-- Required work --
Pull out every line from the listing that has the word "arrow".

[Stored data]
= = =
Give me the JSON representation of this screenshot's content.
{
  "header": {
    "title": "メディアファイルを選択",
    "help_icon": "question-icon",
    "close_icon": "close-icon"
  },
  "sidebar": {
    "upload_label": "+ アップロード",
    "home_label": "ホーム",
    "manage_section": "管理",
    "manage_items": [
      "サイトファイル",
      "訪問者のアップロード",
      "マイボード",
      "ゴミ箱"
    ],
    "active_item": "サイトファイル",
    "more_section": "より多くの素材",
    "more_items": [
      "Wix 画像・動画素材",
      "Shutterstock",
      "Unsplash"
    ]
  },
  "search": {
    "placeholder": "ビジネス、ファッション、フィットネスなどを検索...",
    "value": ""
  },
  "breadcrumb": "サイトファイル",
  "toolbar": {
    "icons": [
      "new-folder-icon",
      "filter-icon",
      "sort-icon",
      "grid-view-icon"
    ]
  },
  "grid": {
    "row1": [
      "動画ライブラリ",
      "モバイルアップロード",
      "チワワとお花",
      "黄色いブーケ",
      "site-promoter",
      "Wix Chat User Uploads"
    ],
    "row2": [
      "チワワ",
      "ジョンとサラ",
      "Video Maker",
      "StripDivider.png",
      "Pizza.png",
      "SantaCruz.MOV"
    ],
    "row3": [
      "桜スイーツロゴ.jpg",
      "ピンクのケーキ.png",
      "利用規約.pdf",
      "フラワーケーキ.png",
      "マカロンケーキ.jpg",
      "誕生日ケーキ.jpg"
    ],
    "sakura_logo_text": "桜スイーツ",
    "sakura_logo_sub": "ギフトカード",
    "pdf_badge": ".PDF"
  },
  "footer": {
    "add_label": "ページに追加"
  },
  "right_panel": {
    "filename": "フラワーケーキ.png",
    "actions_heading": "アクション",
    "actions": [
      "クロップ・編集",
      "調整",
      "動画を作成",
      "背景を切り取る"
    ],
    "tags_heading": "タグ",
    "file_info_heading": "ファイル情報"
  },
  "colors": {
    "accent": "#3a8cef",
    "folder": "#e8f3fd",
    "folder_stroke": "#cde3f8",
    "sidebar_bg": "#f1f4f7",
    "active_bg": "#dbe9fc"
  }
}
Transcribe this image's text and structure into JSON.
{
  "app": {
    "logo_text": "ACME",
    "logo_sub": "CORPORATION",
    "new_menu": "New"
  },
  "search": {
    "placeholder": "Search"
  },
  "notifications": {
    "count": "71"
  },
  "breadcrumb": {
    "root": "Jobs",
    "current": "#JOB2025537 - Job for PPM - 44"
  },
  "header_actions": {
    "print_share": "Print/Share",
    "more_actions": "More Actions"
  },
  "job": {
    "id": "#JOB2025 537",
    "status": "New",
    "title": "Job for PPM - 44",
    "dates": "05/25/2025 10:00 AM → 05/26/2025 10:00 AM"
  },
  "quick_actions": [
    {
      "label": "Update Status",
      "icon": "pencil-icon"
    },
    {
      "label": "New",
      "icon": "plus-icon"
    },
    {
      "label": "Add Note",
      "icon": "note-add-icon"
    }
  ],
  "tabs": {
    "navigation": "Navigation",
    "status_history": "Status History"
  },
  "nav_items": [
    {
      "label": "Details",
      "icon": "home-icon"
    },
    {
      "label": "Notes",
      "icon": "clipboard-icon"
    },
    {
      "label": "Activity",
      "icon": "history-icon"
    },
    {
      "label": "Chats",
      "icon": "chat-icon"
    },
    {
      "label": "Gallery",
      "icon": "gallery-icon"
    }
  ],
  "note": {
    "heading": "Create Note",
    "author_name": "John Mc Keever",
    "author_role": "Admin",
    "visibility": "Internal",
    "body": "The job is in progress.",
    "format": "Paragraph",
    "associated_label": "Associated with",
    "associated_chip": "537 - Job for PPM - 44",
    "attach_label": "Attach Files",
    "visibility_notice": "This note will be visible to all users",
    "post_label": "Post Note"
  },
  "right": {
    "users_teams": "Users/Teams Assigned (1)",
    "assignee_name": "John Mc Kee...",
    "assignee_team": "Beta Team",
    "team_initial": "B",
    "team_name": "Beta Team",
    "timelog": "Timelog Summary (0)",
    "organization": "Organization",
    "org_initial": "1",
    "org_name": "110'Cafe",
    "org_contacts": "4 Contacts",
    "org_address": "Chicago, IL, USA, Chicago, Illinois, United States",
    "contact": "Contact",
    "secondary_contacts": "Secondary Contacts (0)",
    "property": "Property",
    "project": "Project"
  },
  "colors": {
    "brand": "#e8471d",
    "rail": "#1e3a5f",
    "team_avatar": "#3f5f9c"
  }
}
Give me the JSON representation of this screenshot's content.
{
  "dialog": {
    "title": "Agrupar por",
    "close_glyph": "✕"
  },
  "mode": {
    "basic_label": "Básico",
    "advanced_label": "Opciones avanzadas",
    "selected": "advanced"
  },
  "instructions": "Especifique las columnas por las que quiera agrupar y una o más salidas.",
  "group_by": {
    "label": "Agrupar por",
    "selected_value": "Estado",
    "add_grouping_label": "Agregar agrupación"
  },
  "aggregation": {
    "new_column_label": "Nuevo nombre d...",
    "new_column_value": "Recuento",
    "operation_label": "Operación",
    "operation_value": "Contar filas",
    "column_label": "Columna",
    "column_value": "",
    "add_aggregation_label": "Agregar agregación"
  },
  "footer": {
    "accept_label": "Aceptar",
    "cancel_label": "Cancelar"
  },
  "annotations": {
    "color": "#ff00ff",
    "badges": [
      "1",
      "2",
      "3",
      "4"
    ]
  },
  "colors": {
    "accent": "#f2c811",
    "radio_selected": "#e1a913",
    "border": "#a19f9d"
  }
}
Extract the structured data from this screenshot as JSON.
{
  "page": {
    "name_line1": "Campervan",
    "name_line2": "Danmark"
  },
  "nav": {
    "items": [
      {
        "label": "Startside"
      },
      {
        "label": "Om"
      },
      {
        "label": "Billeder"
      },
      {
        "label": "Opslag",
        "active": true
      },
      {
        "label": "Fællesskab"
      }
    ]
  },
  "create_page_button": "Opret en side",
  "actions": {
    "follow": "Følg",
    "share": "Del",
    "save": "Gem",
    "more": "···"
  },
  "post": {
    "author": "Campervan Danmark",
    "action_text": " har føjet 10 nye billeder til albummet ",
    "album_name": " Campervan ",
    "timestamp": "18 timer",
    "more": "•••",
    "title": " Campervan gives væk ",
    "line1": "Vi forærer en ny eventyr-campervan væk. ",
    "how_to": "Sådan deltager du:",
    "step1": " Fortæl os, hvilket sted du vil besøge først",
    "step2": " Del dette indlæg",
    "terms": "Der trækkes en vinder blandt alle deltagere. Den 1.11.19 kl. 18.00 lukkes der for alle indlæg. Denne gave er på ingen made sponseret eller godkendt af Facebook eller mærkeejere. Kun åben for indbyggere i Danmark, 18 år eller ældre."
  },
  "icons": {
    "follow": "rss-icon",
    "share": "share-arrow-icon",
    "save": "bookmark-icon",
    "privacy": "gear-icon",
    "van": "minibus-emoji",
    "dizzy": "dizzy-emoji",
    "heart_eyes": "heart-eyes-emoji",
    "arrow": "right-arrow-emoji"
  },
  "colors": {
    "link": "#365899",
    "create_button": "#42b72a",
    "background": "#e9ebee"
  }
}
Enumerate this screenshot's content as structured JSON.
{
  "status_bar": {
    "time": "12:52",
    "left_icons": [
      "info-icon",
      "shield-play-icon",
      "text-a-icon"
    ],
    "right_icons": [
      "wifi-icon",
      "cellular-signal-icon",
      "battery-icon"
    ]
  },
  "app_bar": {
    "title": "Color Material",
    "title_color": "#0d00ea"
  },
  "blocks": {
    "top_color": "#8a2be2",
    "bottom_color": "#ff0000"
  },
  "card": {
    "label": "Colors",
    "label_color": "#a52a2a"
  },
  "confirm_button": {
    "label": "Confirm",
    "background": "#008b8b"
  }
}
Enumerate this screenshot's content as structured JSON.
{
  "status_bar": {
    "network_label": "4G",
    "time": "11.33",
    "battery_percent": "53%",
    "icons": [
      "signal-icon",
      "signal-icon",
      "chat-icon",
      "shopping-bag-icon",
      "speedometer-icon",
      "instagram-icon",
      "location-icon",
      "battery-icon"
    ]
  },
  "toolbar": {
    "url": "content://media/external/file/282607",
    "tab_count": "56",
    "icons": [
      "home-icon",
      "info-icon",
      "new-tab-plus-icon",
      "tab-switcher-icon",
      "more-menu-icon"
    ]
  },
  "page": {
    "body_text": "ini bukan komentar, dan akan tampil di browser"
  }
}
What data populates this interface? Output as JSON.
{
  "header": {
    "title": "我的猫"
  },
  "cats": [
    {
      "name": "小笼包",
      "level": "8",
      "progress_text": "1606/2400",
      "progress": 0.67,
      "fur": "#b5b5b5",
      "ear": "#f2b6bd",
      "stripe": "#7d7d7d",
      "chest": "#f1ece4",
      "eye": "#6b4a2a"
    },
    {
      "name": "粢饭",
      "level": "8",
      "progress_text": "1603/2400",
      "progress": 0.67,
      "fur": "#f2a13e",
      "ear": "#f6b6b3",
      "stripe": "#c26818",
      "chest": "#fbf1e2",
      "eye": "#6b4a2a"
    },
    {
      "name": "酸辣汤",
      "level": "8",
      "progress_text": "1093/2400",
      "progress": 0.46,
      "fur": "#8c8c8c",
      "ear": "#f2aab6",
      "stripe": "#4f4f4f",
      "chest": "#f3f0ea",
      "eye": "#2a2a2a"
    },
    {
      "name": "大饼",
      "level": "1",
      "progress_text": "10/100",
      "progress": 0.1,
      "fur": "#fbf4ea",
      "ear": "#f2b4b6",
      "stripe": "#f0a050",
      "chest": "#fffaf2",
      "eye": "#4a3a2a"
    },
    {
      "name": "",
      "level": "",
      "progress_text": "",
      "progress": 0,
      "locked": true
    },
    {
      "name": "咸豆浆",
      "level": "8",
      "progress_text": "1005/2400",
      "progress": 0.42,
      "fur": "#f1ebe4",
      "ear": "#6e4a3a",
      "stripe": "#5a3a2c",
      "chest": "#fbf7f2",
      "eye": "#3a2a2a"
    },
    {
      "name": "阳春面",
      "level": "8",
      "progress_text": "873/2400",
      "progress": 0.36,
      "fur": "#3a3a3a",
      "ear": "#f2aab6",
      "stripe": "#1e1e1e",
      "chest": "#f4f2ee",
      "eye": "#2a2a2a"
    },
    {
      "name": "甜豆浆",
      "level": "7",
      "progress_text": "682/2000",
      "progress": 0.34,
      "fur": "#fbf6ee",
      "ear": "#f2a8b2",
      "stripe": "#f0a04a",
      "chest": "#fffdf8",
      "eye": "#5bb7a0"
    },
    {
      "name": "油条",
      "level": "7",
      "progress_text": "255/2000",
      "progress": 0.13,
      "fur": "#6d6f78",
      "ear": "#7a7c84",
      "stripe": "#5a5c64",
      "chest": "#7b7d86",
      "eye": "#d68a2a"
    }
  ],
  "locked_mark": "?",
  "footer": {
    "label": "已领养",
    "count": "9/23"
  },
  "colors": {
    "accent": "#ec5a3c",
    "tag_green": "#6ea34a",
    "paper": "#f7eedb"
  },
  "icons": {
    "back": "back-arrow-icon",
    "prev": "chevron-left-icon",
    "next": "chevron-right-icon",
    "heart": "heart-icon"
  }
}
= = =
-- Completed exercise --
    "share": "share-arrow-icon",
    "arrow": "right-arrow-emoji"
    "back": "back-arrow-icon",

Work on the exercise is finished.